• **YOUR TASK**: Here are some records; quote them exactly, leaving out the pictures.

....

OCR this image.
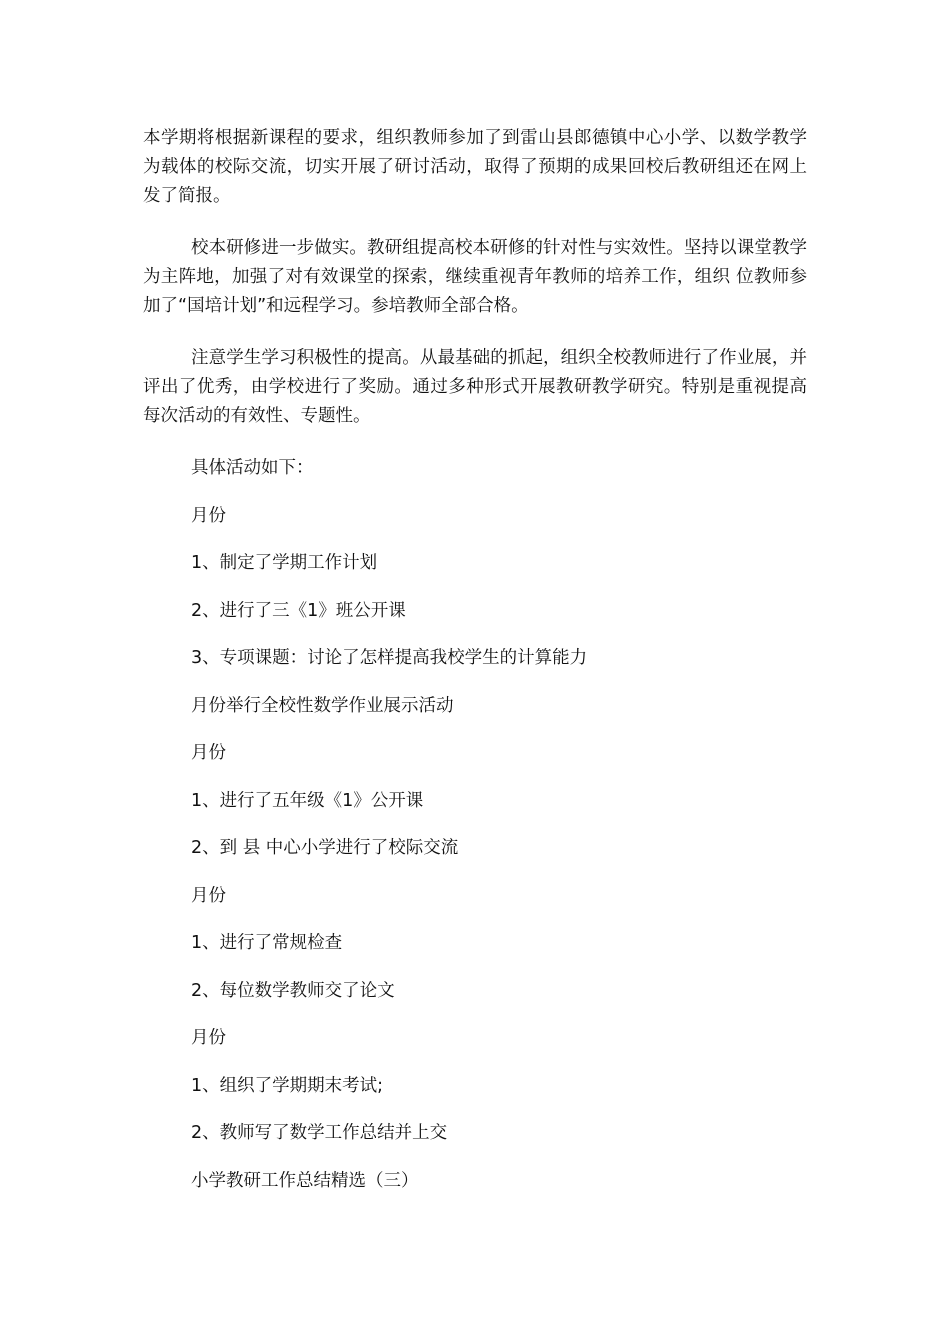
本学期将根据新课程的要求，组织教师参加了到雷山县郎德镇中心小学、以数学教学为载体的校际交流，切实开展了研讨活动，取得了预期的成果回校后教研组还在网上发了简报。

校本研修进一步做实。教研组提高校本研修的针对性与实效性。坚持以课堂教学为主阵地，加强了对有效课堂的探索，继续重视青年教师的培养工作，组织 位教师参加了“国培计划”和远程学习。参培教师全部合格。

注意学生学习积极性的提高。从最基础的抓起，组织全校教师进行了作业展，并评出了优秀，由学校进行了奖励。通过多种形式开展教研教学研究。特别是重视提高每次活动的有效性、专题性。

具体活动如下：

月份

1、制定了学期工作计划

2、进行了三《1》班公开课

3、专项课题：讨论了怎样提高我校学生的计算能力

月份举行全校性数学作业展示活动

月份

1、进行了五年级《1》公开课

2、到 县 中心小学进行了校际交流

月份

1、进行了常规检查

2、每位数学教师交了论文

月份

1、组织了学期期末考试;

2、教师写了数学工作总结并上交

小学教研工作总结精选（三）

....

• **TASK ANSWER**:
OCR this image.
本学期将根据新课程的要求，组织教师参加了到雷山县郎德镇中心小学、以数学教学为载体的校际交流，切实开展了研讨活动，取得了预期的成果回校后教研组还在网上发了简报。

校本研修进一步做实。教研组提高校本研修的针对性与实效性。坚持以课堂教学为主阵地，加强了对有效课堂的探索，继续重视青年教师的培养工作，组织 位教师参加了“国培计划”和远程学习。参培教师全部合格。

注意学生学习积极性的提高。从最基础的抓起，组织全校教师进行了作业展，并评出了优秀，由学校进行了奖励。通过多种形式开展教研教学研究。特别是重视提高每次活动的有效性、专题性。

具体活动如下：

月份

1、制定了学期工作计划

2、进行了三《1》班公开课

3、专项课题：讨论了怎样提高我校学生的计算能力

月份举行全校性数学作业展示活动

月份

1、进行了五年级《1》公开课

2、到 县 中心小学进行了校际交流

月份

1、进行了常规检查

2、每位数学教师交了论文

月份

1、组织了学期期末考试;

2、教师写了数学工作总结并上交

小学教研工作总结精选（三）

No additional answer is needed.